_Objective_:
Where a line holds the string "czyli", return that line.

Collected data entries:
'''

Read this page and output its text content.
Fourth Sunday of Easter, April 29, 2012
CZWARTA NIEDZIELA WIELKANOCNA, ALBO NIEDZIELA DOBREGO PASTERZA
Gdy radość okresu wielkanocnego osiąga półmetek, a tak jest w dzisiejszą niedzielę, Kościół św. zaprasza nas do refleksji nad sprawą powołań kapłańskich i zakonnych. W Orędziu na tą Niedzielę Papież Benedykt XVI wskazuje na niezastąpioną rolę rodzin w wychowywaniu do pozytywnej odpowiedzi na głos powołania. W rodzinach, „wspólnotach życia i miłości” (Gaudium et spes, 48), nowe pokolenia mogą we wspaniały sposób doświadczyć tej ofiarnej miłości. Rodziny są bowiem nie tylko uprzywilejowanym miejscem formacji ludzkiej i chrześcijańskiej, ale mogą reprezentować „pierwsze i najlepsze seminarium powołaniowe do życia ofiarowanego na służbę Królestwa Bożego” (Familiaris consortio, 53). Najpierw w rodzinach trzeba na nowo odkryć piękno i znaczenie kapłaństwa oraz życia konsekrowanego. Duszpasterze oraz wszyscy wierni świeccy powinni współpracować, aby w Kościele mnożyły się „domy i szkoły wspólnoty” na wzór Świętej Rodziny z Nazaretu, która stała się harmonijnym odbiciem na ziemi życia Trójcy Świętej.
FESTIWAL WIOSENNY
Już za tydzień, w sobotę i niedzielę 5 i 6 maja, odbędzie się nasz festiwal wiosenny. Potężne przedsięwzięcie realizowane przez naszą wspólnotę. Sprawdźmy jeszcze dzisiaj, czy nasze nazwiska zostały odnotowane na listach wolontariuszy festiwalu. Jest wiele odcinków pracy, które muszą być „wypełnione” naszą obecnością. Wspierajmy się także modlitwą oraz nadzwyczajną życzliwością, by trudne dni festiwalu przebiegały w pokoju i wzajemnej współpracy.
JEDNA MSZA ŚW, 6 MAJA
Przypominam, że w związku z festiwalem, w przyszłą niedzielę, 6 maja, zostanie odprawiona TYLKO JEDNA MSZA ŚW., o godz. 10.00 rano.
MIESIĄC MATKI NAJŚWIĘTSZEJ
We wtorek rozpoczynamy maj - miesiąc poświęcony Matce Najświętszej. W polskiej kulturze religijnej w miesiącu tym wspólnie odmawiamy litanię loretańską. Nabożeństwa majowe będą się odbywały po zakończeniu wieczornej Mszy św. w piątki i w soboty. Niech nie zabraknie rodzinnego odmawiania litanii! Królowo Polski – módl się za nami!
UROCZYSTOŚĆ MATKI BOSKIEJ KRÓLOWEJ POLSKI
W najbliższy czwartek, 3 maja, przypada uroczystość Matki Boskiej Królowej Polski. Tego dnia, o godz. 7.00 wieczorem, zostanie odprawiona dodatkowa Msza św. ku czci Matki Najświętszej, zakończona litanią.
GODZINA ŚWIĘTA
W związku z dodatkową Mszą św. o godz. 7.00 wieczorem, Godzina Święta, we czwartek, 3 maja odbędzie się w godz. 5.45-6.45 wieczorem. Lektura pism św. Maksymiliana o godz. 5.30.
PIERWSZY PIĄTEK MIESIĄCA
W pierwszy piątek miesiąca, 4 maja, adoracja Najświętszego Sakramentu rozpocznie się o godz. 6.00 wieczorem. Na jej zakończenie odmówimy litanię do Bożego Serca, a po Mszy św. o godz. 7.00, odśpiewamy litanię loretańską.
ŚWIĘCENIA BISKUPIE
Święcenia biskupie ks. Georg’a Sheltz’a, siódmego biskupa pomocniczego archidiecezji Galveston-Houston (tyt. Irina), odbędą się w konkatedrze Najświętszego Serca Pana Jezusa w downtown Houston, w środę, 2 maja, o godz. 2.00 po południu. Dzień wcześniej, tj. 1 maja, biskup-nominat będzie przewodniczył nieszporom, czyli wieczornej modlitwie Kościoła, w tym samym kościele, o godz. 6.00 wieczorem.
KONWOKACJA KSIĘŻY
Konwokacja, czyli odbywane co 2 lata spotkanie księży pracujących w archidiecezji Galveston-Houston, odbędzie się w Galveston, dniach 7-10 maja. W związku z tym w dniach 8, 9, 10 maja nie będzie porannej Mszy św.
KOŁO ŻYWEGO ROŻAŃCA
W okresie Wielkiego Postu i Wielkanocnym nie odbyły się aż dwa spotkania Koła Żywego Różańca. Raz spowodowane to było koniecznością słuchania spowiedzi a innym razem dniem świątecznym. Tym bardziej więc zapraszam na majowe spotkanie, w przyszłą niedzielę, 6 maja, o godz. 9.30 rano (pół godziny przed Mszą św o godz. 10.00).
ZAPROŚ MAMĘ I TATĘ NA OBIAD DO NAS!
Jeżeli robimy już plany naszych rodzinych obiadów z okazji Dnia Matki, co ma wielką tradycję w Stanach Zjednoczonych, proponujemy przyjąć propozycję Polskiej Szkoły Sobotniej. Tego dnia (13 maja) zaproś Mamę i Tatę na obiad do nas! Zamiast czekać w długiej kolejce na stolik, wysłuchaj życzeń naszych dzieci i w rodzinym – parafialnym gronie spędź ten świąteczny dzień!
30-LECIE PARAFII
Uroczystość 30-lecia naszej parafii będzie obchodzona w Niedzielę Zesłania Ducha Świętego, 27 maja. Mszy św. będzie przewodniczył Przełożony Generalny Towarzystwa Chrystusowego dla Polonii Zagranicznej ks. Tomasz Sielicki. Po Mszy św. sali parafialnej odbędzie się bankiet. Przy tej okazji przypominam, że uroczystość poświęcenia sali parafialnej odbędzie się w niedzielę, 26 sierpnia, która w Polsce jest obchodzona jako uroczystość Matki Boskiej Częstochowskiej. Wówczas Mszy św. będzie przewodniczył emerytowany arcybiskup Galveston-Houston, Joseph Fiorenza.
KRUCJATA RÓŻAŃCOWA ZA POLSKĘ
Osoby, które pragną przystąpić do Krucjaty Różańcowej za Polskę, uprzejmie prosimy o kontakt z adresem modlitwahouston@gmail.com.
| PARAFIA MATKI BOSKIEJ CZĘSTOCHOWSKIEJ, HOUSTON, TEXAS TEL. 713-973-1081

'''

_Written answer_:
Święcenia biskupie ks. Georg’a Sheltz’a, siódmego biskupa pomocniczego archidiecezji Galveston-Houston (tyt. Irina), odbędą się w konkatedrze Najświętszego Serca Pana Jezusa w downtown Houston, w środę, 2 maja, o godz. 2.00 po południu. Dzień wcześniej, tj. 1 maja, biskup-nominat będzie przewodniczył nieszporom, czyli wieczornej modlitwie Kościoła, w tym samym kościele, o godz. 6.00 wieczorem.
Konwokacja, czyli odbywane co 2 lata spotkanie księży pracujących w archidiecezji Galveston-Houston, odbędzie się w Galveston, dniach 7-10 maja. W związku z tym w dniach 8, 9, 10 maja nie będzie porannej Mszy św.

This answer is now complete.